**Material for this task**

####

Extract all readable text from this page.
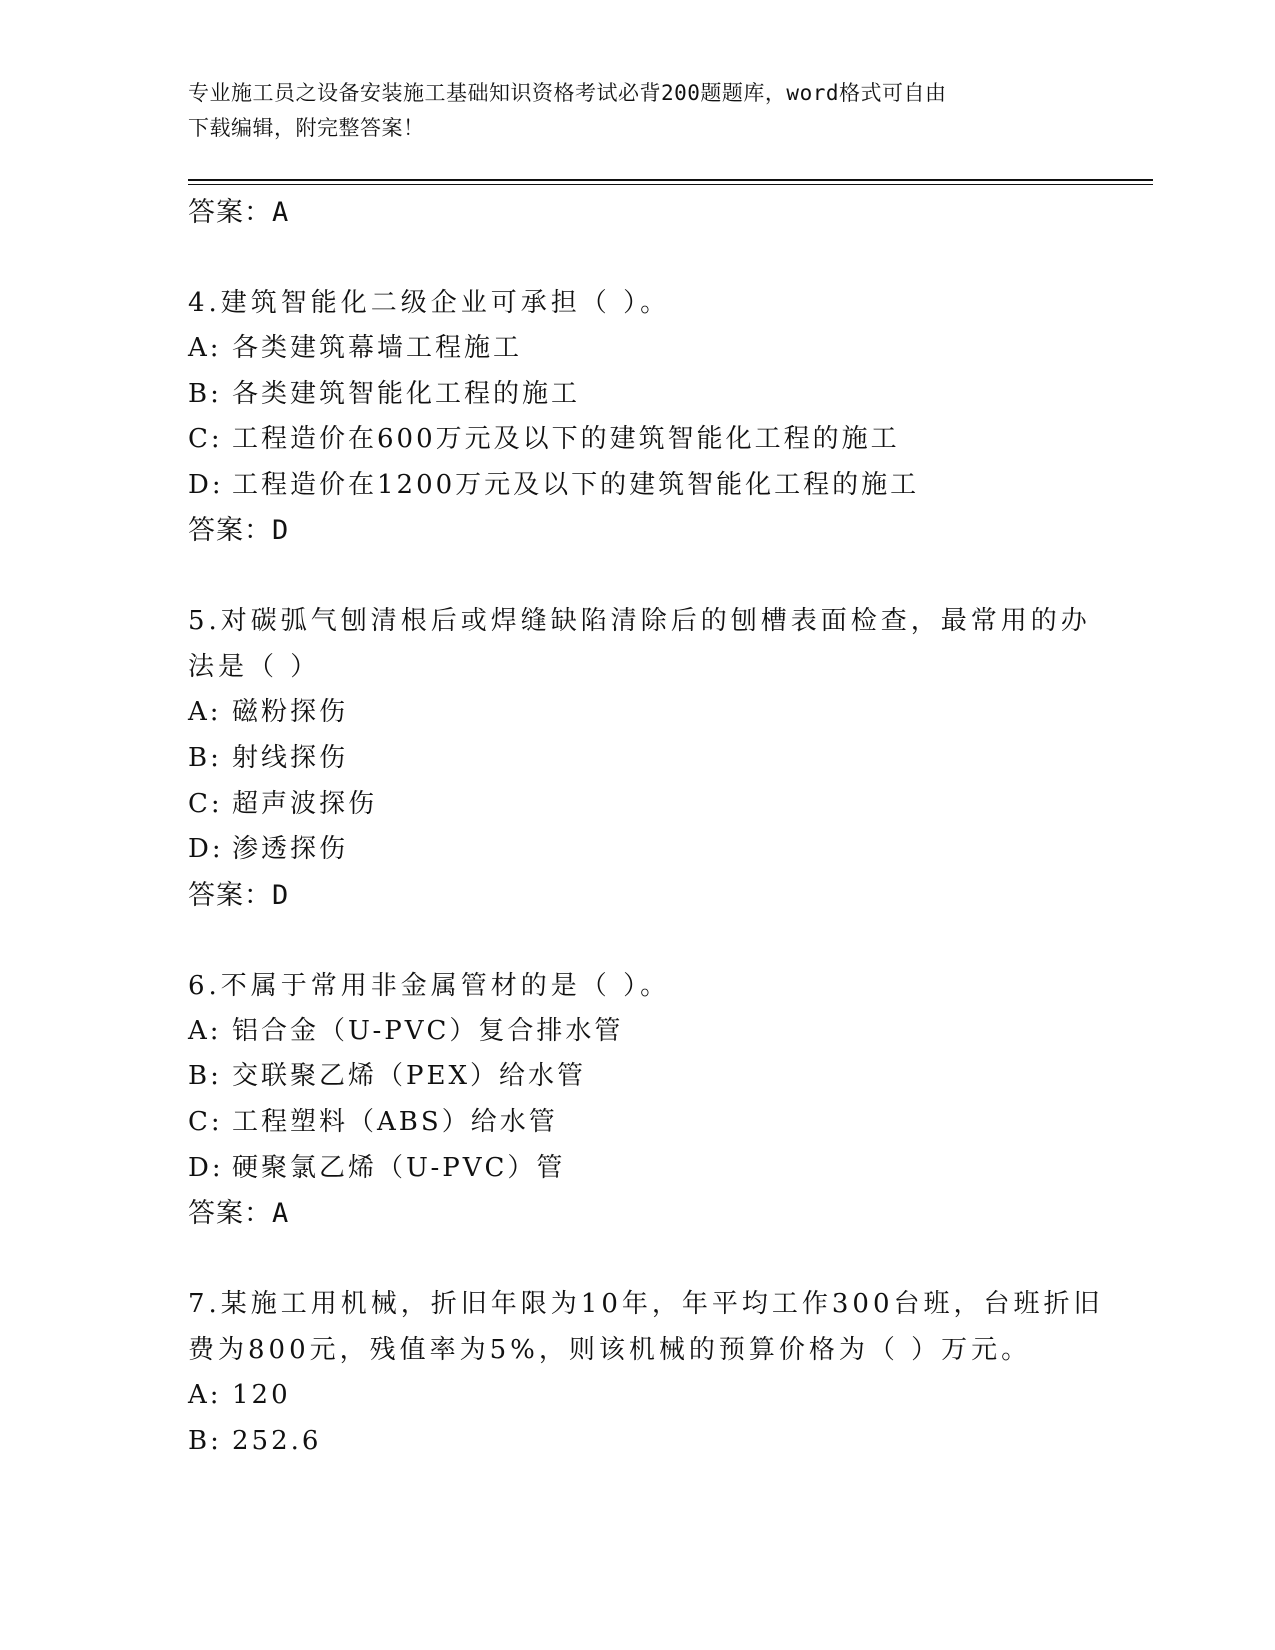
专业施工员之设备安装施工基础知识资格考试必背200题题库，word格式可自由
下载编辑，附完整答案！
答案：A
4.建筑智能化二级企业可承担（ ）。
A: 各类建筑幕墙工程施工
B: 各类建筑智能化工程的施工
C: 工程造价在600万元及以下的建筑智能化工程的施工
D: 工程造价在1200万元及以下的建筑智能化工程的施工
答案：D
5.对碳弧气刨清根后或焊缝缺陷清除后的刨槽表面检查，最常用的办
法是（ ）
A: 磁粉探伤
B: 射线探伤
C: 超声波探伤
D: 渗透探伤
答案：D
6.不属于常用非金属管材的是（ ）。
A: 铝合金（U-PVC）复合排水管
B: 交联聚乙烯（PEX）给水管
C: 工程塑料（ABS）给水管
D: 硬聚氯乙烯（U-PVC）管
答案：A
7.某施工用机械，折旧年限为10年，年平均工作300台班，台班折旧
费为800元，残值率为5%，则该机械的预算价格为（ ）万元。
A: 120
B: 252.6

####

**Exercise details**
Keep the pictures out and write out the records exactly.

**The output**
Extract all readable text from this page.
专业施工员之设备安装施工基础知识资格考试必背200题题库，word格式可自由
下载编辑，附完整答案！
答案：A
4.建筑智能化二级企业可承担（ ）。
A: 各类建筑幕墙工程施工
B: 各类建筑智能化工程的施工
C: 工程造价在600万元及以下的建筑智能化工程的施工
D: 工程造价在1200万元及以下的建筑智能化工程的施工
答案：D
5.对碳弧气刨清根后或焊缝缺陷清除后的刨槽表面检查，最常用的办
法是（ ）
A: 磁粉探伤
B: 射线探伤
C: 超声波探伤
D: 渗透探伤
答案：D
6.不属于常用非金属管材的是（ ）。
A: 铝合金（U-PVC）复合排水管
B: 交联聚乙烯（PEX）给水管
C: 工程塑料（ABS）给水管
D: 硬聚氯乙烯（U-PVC）管
答案：A
7.某施工用机械，折旧年限为10年，年平均工作300台班，台班折旧
费为800元，残值率为5%，则该机械的预算价格为（ ）万元。
A: 120
B: 252.6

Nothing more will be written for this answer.